-- start of Records for processing --
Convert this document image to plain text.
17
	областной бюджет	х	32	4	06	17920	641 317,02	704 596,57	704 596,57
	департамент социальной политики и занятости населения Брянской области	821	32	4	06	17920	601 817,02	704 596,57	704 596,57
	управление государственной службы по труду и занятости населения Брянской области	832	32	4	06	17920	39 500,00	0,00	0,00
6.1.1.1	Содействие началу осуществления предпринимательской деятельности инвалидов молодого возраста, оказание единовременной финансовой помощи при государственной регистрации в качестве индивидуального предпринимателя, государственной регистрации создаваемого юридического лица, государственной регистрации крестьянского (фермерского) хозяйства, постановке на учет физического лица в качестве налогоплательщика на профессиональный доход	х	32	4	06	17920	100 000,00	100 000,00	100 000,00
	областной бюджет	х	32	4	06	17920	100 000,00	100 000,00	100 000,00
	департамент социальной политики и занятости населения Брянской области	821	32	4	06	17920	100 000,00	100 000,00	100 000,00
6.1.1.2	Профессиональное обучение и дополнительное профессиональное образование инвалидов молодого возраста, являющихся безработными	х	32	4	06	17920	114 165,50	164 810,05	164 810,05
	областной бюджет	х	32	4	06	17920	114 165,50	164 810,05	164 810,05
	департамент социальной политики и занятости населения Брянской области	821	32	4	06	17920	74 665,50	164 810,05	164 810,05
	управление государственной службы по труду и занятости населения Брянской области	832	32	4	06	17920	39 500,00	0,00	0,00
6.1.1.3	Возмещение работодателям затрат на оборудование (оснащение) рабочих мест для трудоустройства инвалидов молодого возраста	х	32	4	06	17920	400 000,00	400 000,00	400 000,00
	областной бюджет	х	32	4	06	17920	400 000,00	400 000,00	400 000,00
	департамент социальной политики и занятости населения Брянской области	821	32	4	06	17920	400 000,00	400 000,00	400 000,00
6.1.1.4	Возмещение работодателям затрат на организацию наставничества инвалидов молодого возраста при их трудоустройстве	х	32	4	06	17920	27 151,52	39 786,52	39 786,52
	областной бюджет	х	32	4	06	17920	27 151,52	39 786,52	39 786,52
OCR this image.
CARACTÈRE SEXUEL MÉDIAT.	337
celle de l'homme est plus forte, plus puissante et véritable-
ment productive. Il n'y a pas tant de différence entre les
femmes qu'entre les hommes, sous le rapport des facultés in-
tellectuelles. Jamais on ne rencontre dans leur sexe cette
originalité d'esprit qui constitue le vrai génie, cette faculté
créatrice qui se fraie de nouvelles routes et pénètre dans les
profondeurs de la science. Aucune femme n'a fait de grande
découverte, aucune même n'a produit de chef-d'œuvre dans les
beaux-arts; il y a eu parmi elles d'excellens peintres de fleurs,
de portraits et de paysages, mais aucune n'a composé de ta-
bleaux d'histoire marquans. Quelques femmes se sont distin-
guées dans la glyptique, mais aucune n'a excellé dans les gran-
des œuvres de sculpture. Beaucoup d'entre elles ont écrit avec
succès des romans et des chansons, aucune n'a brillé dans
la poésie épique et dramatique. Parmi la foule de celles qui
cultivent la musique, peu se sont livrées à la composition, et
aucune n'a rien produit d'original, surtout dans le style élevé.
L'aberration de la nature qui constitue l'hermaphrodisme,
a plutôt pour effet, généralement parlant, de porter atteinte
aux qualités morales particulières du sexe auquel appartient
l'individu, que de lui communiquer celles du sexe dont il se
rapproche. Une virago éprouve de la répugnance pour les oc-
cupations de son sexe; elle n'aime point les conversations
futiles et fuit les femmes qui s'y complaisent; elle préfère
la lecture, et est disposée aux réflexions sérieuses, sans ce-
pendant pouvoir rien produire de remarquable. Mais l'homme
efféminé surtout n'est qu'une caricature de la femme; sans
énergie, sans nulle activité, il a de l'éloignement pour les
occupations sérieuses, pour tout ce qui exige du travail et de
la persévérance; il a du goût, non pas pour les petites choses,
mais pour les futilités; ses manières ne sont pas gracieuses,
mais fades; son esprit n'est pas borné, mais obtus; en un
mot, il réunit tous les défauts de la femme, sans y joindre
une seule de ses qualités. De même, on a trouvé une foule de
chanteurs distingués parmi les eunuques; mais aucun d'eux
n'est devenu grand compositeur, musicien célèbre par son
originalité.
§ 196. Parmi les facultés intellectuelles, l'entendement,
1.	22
-- end of Records for processing --
** Exercise description **
The records above should all be quoted exactly, please.

** Task result **
Convert this document image to plain text.
17
	областной бюджет	х	32	4	06	17920	641 317,02	704 596,57	704 596,57
	департамент социальной политики и занятости населения Брянской области	821	32	4	06	17920	601 817,02	704 596,57	704 596,57
	управление государственной службы по труду и занятости населения Брянской области	832	32	4	06	17920	39 500,00	0,00	0,00
6.1.1.1	Содействие началу осуществления предпринимательской деятельности инвалидов молодого возраста, оказание единовременной финансовой помощи при государственной регистрации в качестве индивидуального предпринимателя, государственной регистрации создаваемого юридического лица, государственной регистрации крестьянского (фермерского) хозяйства, постановке на учет физического лица в качестве налогоплательщика на профессиональный доход	х	32	4	06	17920	100 000,00	100 000,00	100 000,00
	областной бюджет	х	32	4	06	17920	100 000,00	100 000,00	100 000,00
	департамент социальной политики и занятости населения Брянской области	821	32	4	06	17920	100 000,00	100 000,00	100 000,00
6.1.1.2	Профессиональное обучение и дополнительное профессиональное образование инвалидов молодого возраста, являющихся безработными	х	32	4	06	17920	114 165,50	164 810,05	164 810,05
	областной бюджет	х	32	4	06	17920	114 165,50	164 810,05	164 810,05
	департамент социальной политики и занятости населения Брянской области	821	32	4	06	17920	74 665,50	164 810,05	164 810,05
	управление государственной службы по труду и занятости населения Брянской области	832	32	4	06	17920	39 500,00	0,00	0,00
6.1.1.3	Возмещение работодателям затрат на оборудование (оснащение) рабочих мест для трудоустройства инвалидов молодого возраста	х	32	4	06	17920	400 000,00	400 000,00	400 000,00
	областной бюджет	х	32	4	06	17920	400 000,00	400 000,00	400 000,00
	департамент социальной политики и занятости населения Брянской области	821	32	4	06	17920	400 000,00	400 000,00	400 000,00
6.1.1.4	Возмещение работодателям затрат на организацию наставничества инвалидов молодого возраста при их трудоустройстве	х	32	4	06	17920	27 151,52	39 786,52	39 786,52
	областной бюджет	х	32	4	06	17920	27 151,52	39 786,52	39 786,52
OCR this image.
CARACTÈRE SEXUEL MÉDIAT.	337
celle de l'homme est plus forte, plus puissante et véritable-
ment productive. Il n'y a pas tant de différence entre les
femmes qu'entre les hommes, sous le rapport des facultés in-
tellectuelles. Jamais on ne rencontre dans leur sexe cette
originalité d'esprit qui constitue le vrai génie, cette faculté
créatrice qui se fraie de nouvelles routes et pénètre dans les
profondeurs de la science. Aucune femme n'a fait de grande
découverte, aucune même n'a produit de chef-d'œuvre dans les
beaux-arts; il y a eu parmi elles d'excellens peintres de fleurs,
de portraits et de paysages, mais aucune n'a composé de ta-
bleaux d'histoire marquans. Quelques femmes se sont distin-
guées dans la glyptique, mais aucune n'a excellé dans les gran-
des œuvres de sculpture. Beaucoup d'entre elles ont écrit avec
succès des romans et des chansons, aucune n'a brillé dans
la poésie épique et dramatique. Parmi la foule de celles qui
cultivent la musique, peu se sont livrées à la composition, et
aucune n'a rien produit d'original, surtout dans le style élevé.
L'aberration de la nature qui constitue l'hermaphrodisme,
a plutôt pour effet, généralement parlant, de porter atteinte
aux qualités morales particulières du sexe auquel appartient
l'individu, que de lui communiquer celles du sexe dont il se
rapproche. Une virago éprouve de la répugnance pour les oc-
cupations de son sexe; elle n'aime point les conversations
futiles et fuit les femmes qui s'y complaisent; elle préfère
la lecture, et est disposée aux réflexions sérieuses, sans ce-
pendant pouvoir rien produire de remarquable. Mais l'homme
efféminé surtout n'est qu'une caricature de la femme; sans
énergie, sans nulle activité, il a de l'éloignement pour les
occupations sérieuses, pour tout ce qui exige du travail et de
la persévérance; il a du goût, non pas pour les petites choses,
mais pour les futilités; ses manières ne sont pas gracieuses,
mais fades; son esprit n'est pas borné, mais obtus; en un
mot, il réunit tous les défauts de la femme, sans y joindre
une seule de ses qualités. De même, on a trouvé une foule de
chanteurs distingués parmi les eunuques; mais aucun d'eux
n'est devenu grand compositeur, musicien célèbre par son
originalité.
§ 196. Parmi les facultés intellectuelles, l'entendement,
1.	22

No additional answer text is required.